### Data supplied

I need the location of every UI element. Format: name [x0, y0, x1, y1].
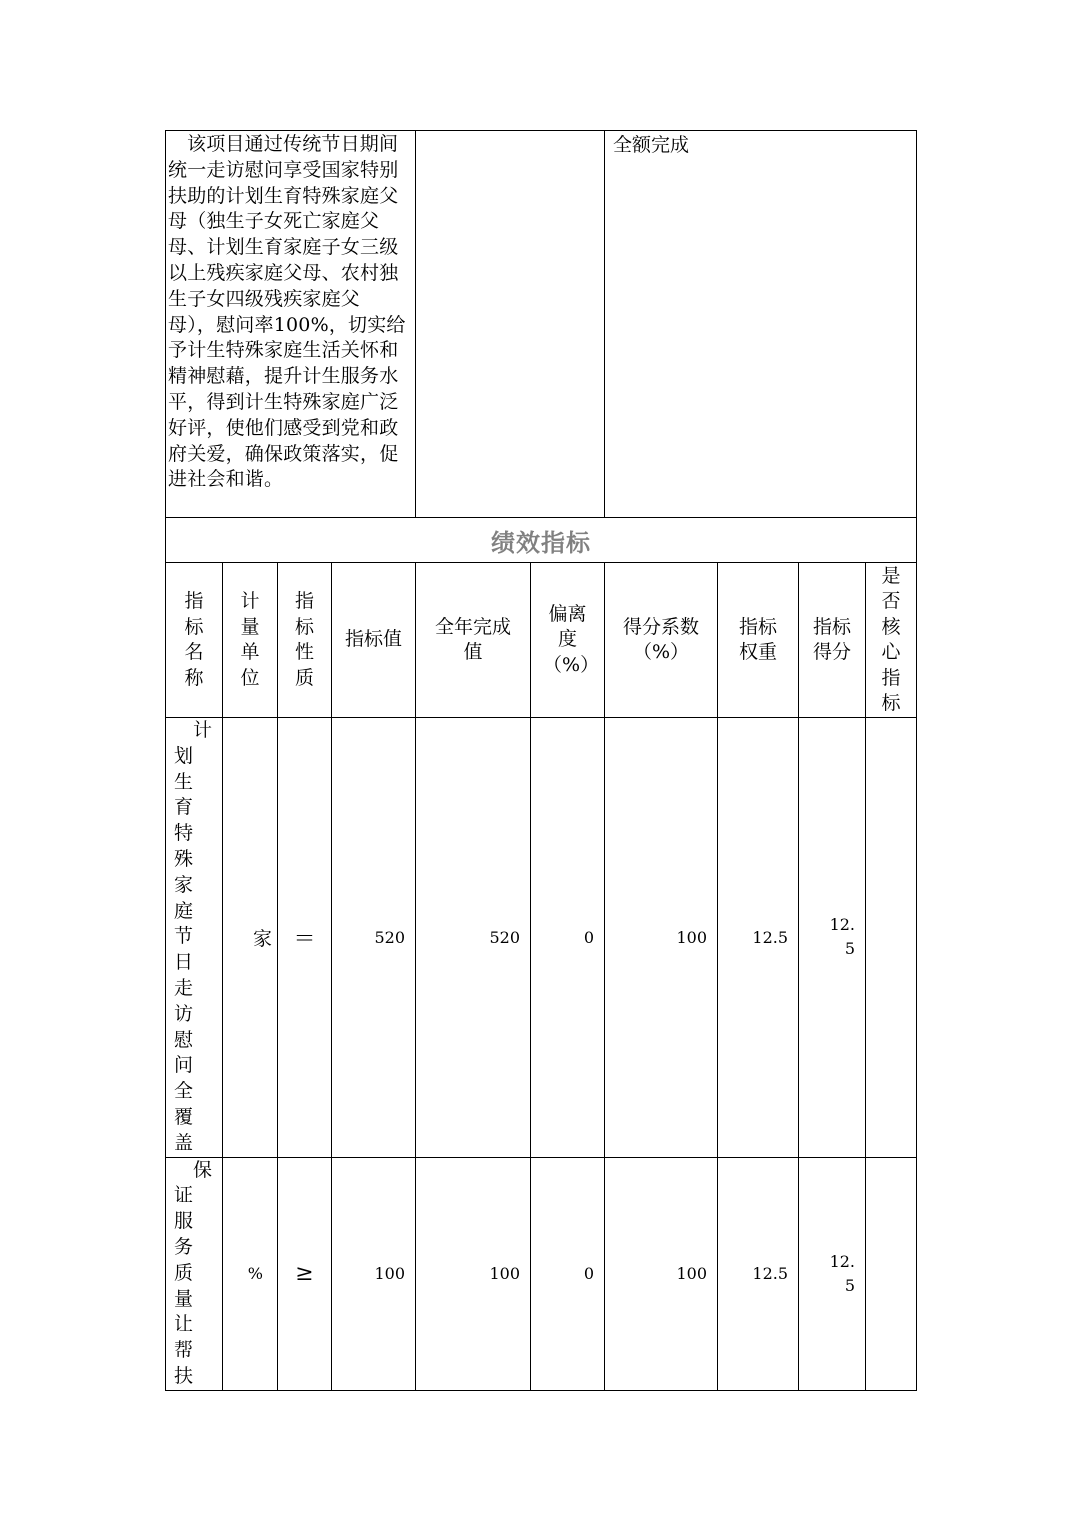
table-row	[166, 1157, 917, 1390]
table-row	[166, 718, 917, 1158]
indicator-name-cell: 计划生育特殊家庭节日走访慰问全覆盖	[166, 718, 223, 1158]
header-score-coefficient: 得分系数（%）	[605, 563, 718, 718]
coefficient-cell: 100	[605, 718, 718, 1158]
section-title: 绩效指标	[166, 518, 917, 563]
score-part-2: 5	[844, 939, 856, 959]
indicator-name-cell: 保证服务质量让帮扶	[166, 1157, 223, 1390]
nature-cell: ＝	[278, 718, 332, 1158]
core-indicator-cell	[866, 1157, 917, 1390]
header-score: 指标得分	[799, 563, 866, 718]
actual-value-cell: 520	[416, 718, 531, 1158]
project-description-cell: 该项目通过传统节日期间统一走访慰问享受国家特别扶助的计划生育特殊家庭父母（独生子女死亡家庭父母、计划生育家庭子女三级以上残疾家庭父母、农村独生子女四级残疾家庭父母），慰问率100%，切实给予计生特殊家庭生活关怀和精神慰藉，提升计生服务水平，得到计生特殊家庭广泛好评，使他们感受到党和政府关爱，确保政策落实，促进社会和谐。	[166, 131, 416, 518]
section-title-row	[166, 518, 917, 563]
table-header-row	[166, 563, 917, 718]
weight-cell: 12.5	[718, 718, 799, 1158]
nature-cell: ≥	[278, 1157, 332, 1390]
header-indicator-name: 指标名称	[166, 563, 223, 718]
coefficient-cell: 100	[605, 1157, 718, 1390]
header-actual-value: 全年完成值	[416, 563, 531, 718]
completion-result-cell: 全额完成	[605, 131, 917, 518]
performance-table	[165, 130, 917, 1391]
score-part-1: 12.	[829, 1251, 856, 1271]
target-value-cell: 100	[332, 1157, 416, 1390]
core-indicator-cell	[866, 718, 917, 1158]
header-weight: 指标权重	[718, 563, 799, 718]
score-part-1: 12.	[829, 915, 856, 935]
score-cell	[799, 718, 866, 1158]
weight-cell: 12.5	[718, 1157, 799, 1390]
performance-report-page	[165, 130, 916, 1391]
target-value-cell: 520	[332, 718, 416, 1158]
empty-summary-cell	[416, 131, 605, 518]
header-unit: 计量单位	[223, 563, 278, 718]
summary-row	[166, 131, 917, 518]
unit-cell: %	[223, 1157, 278, 1390]
header-core-indicator: 是否核心指标	[866, 563, 917, 718]
unit-cell: 家	[223, 718, 278, 1158]
score-cell	[799, 1157, 866, 1390]
header-target-value: 指标值	[332, 563, 416, 718]
score-part-2: 5	[844, 1275, 856, 1295]
header-deviation: 偏离度（%）	[531, 563, 605, 718]
deviation-cell: 0	[531, 718, 605, 1158]
header-nature: 指标性质	[278, 563, 332, 718]
deviation-cell: 0	[531, 1157, 605, 1390]
actual-value-cell: 100	[416, 1157, 531, 1390]
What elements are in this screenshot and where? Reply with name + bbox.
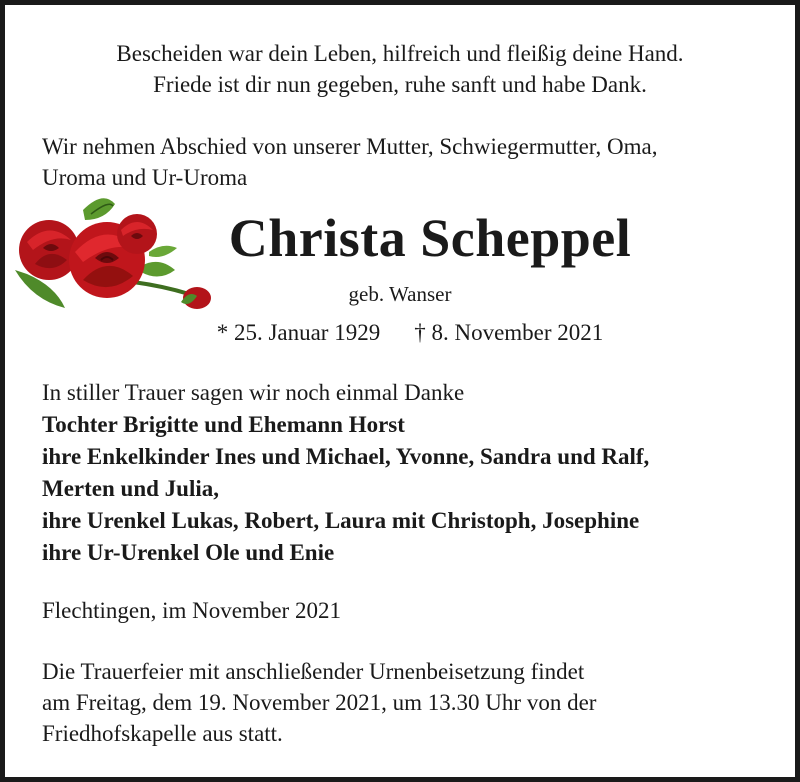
mourner-line: ihre Urenkel Lukas, Robert, Laura mit Christoph, Josephine [42,508,640,533]
mourner-line: ihre Ur-Urenkel Ole und Enie [42,540,335,565]
farewell-intro-line-2: Uroma und Ur-Uroma [42,165,248,190]
birth-date: * 25. Januar 1929 [216,320,381,345]
memorial-verse-line-2: Friede ist dir nun gegeben, ruhe sanft und habe Dank. [153,72,647,97]
farewell-intro-line-1: Wir nehmen Abschied von unserer Mutter, Schwiegermutter, Oma, [42,134,658,159]
death-date: † 8. November 2021 [414,320,604,345]
mourner-line: Merten und Julia, [42,476,219,501]
mourner-line: Tochter Brigitte und Ehemann Horst [42,412,405,437]
memorial-verse [5,38,795,100]
service-line-2: am Freitag, dem 19. November 2021, um 13.30 Uhr von der [42,690,597,715]
mourners-intro: In stiller Trauer sagen wir noch einmal Danke [42,380,465,405]
funeral-service-info [42,656,762,749]
service-line-1: Die Trauerfeier mit anschließender Urnenbeisetzung findet [42,659,585,684]
place-and-date: Flechtingen, im November 2021 [42,598,341,623]
life-dates [5,318,795,348]
farewell-intro [42,131,765,193]
service-line-3: Friedhofskapelle aus statt. [42,721,283,746]
deceased-name: Christa Scheppel [228,208,632,268]
mourner-line: ihre Enkelkinder Ines und Michael, Yvonne, Sandra und Ralf, [42,444,650,469]
birth-name: geb. Wanser [348,282,452,306]
mourners-list [42,377,765,569]
memorial-verse-line-1: Bescheiden war dein Leben, hilfreich und fleißig deine Hand. [116,41,684,66]
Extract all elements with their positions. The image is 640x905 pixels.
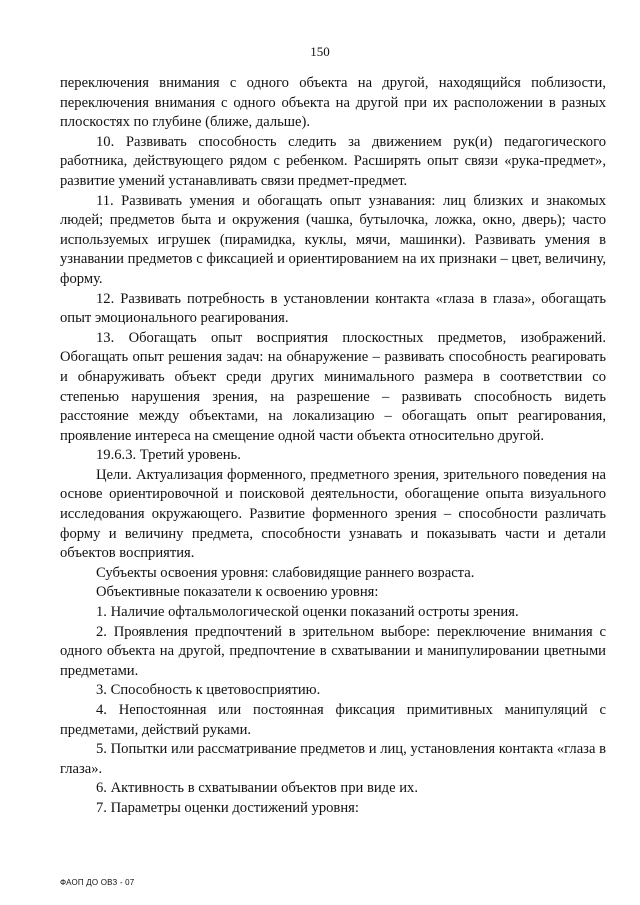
paragraph: Цели. Актуализация форменного, предметного зрения, зрительного поведения на основе ориентировочной и поисковой деятельности, обогащение опыта визуального исследования окружающего. Развитие форменного зрения – способности различать форму и величину предмета, способности узнавать и показывать части и детали объектов восприятия.: [60, 466, 606, 562]
paragraph: 12. Развивать потребность в установлении контакта «глаза в глаза», обогащать опыт эмоционального реагирования.: [60, 290, 606, 327]
page-footer: ФАОП ДО ОВЗ - 07: [60, 878, 135, 887]
document-body: [60, 74, 606, 819]
page-number: 150: [310, 44, 330, 59]
paragraph: Объективные показатели к освоению уровня:: [96, 584, 379, 601]
paragraph: Субъекты освоения уровня: слабовидящие раннего возраста.: [96, 564, 475, 581]
list-item: 5. Попытки или рассматривание предметов и лиц, установления контакта «глаза в глаза».: [60, 741, 606, 777]
list-item: 2. Проявления предпочтений в зрительном выборе: переключение внимания с одного объекта на другой, предпочтение в схватывании и манипулировании цветными предметами.: [60, 623, 606, 679]
section-heading: 19.6.3. Третий уровень.: [96, 447, 241, 464]
paragraph: 10. Развивать способность следить за движением рук(и) педагогического работника, действующего рядом с ребенком. Расширять опыт связи «рука-предмет», развитие умений устанавливать связи предмет-предмет.: [60, 133, 606, 189]
list-item: 6. Активность в схватывании объектов при виде их.: [96, 780, 418, 797]
paragraph: 11. Развивать умения и обогащать опыт узнавания: лиц близких и знакомых людей; предметов быта и окружения (чашка, бутылочка, ложка, окно, дверь); часто используемых игрушек (пирамидка, куклы, мячи, машинки). Развивать умения в узнавании предметов с фиксацией и ориентированием на их признаки – цвет, величину, форму.: [60, 192, 606, 287]
list-item: 1. Наличие офтальмологической оценки показаний остроты зрения.: [96, 604, 519, 621]
list-item: 4. Непостоянная или постоянная фиксация примитивных манипуляций с предметами, действий руками.: [60, 702, 606, 738]
list-item: 7. Параметры оценки достижений уровня:: [96, 799, 359, 816]
paragraph: 13. Обогащать опыт восприятия плоскостных предметов, изображений. Обогащать опыт решения задач: на обнаружение – развивать способность реагировать и обнаруживать объект среди других минимального размера в соответствии со степенью нарушения зрения, на разрешение – развивать способность видеть расстояние между объектами, на локализацию – обогащать опыт реагирования, проявление интереса на смещение одной части объекта относительно другой.: [60, 329, 606, 444]
list-item: 3. Способность к цветовосприятию.: [96, 682, 321, 699]
paragraph: переключения внимания с одного объекта на другой, находящийся поблизости, переключения внимания с одного объекта на другой при их расположении в разных плоскостях по глубине (ближе, дальше).: [60, 75, 606, 131]
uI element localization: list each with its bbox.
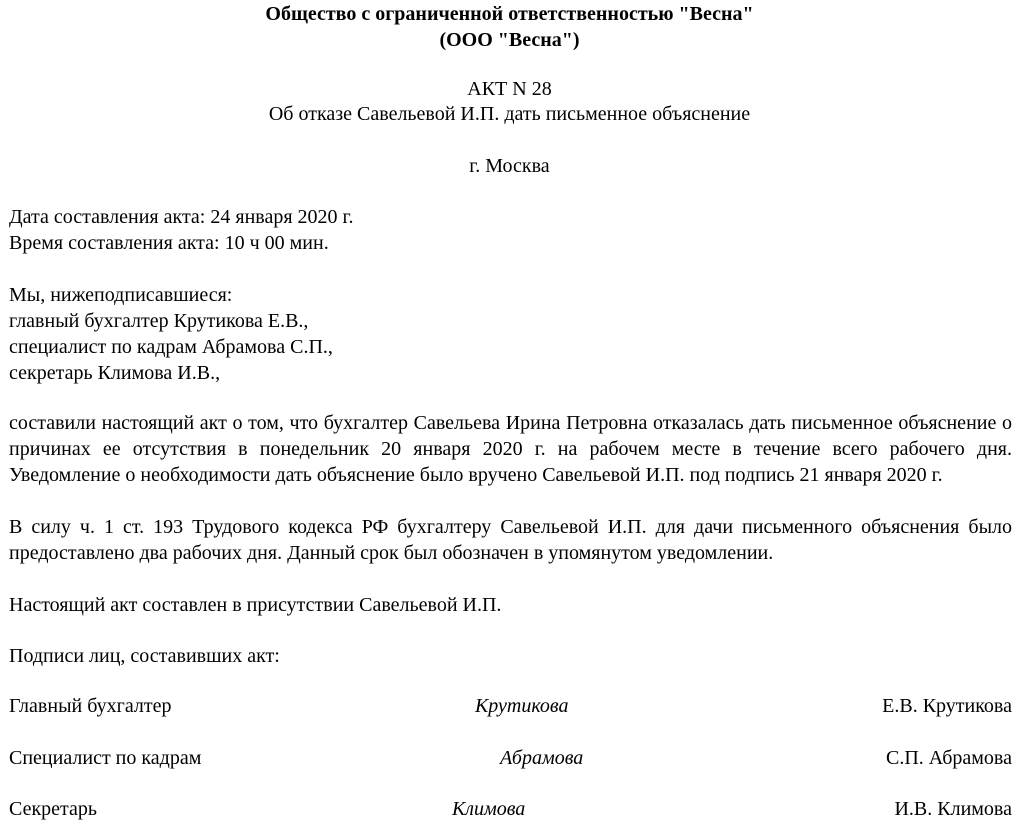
- signatory-secretary: секретарь Климова И.В.,: [9, 362, 221, 384]
- body-paragraph-1: составили настоящий акт о том, что бухгалтер Савельева Ирина Петровна отказалась дать письменное объяснение о причинах ее отсутствия в понедельник 20 января 2020 г. на рабочем месте в течение всего рабочего дня. Уведомление о необходимости дать объяснение было вручено Савельевой И.П. под подпись 21 января 2020 г.: [9, 412, 1012, 486]
- signatures-heading: Подписи лиц, составивших акт:: [9, 645, 280, 667]
- signature-role: Специалист по кадрам: [9, 747, 202, 769]
- signatories-intro: Мы, нижеподписавшиеся:: [9, 284, 233, 306]
- signature-name: С.П. Абрамова: [886, 747, 1012, 769]
- act-subject: Об отказе Савельевой И.П. дать письменное объяснение: [268, 103, 751, 125]
- signature-name: И.В. Климова: [894, 798, 1012, 820]
- signature-role: Главный бухгалтер: [9, 695, 172, 717]
- city: г. Москва: [469, 155, 550, 177]
- signature-role: Секретарь: [9, 798, 98, 820]
- time-line: Время составления акта: 10 ч 00 мин.: [9, 232, 329, 254]
- handwritten-signature: Климова: [452, 798, 526, 820]
- signature-row: [9, 796, 1012, 822]
- signature-row: [9, 745, 1012, 771]
- date-line: Дата составления акта: 24 января 2020 г.: [9, 206, 354, 228]
- handwritten-signature: Крутикова: [475, 695, 569, 717]
- signature-row: [9, 693, 1012, 719]
- signatory-hr-specialist: специалист по кадрам Абрамова С.П.,: [9, 336, 333, 358]
- body-paragraph-2: В силу ч. 1 ст. 193 Трудового кодекса РФ бухгалтеру Савельевой И.П. для дачи письменного объяснения было предоставлено два рабочих дня. Данный срок был обозначен в упомянутом уведомлении.: [9, 516, 1012, 564]
- act-number: АКТ N 28: [467, 78, 552, 100]
- org-full-name: Общество с ограниченной ответственностью "Весна": [265, 3, 754, 25]
- org-short-name: (ООО "Весна"): [439, 29, 580, 51]
- body-paragraph-3: Настоящий акт составлен в присутствии Савельевой И.П.: [9, 594, 502, 616]
- signature-name: Е.В. Крутикова: [882, 695, 1012, 717]
- handwritten-signature: Абрамова: [500, 747, 584, 769]
- signatory-chief-accountant: главный бухгалтер Крутикова Е.В.,: [9, 310, 309, 332]
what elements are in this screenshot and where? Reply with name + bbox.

### Problem
In the records, from the line with "mourner-line: ihre Urenkel" up to and including the line with "memorial-verse-line-2: Friede ist", swap "gegeben" for "geschenkt". Give back only those lines, with nothing else changed.

### Worked answer
mourner-line: ihre Urenkel Lukas, Robert, Laura mit Christoph, Josephine [42,508,640,533]
mourner-line: ihre Ur-Urenkel Ole und Enie [42,540,335,565]
farewell-intro-line-2: Uroma und Ur-Uroma [42,165,248,190]
birth-date: * 25. Januar 1929 [216,320,381,345]
memorial-verse-line-2: Friede ist dir nun geschenkt, ruhe sanft und habe Dank. [153,72,647,97]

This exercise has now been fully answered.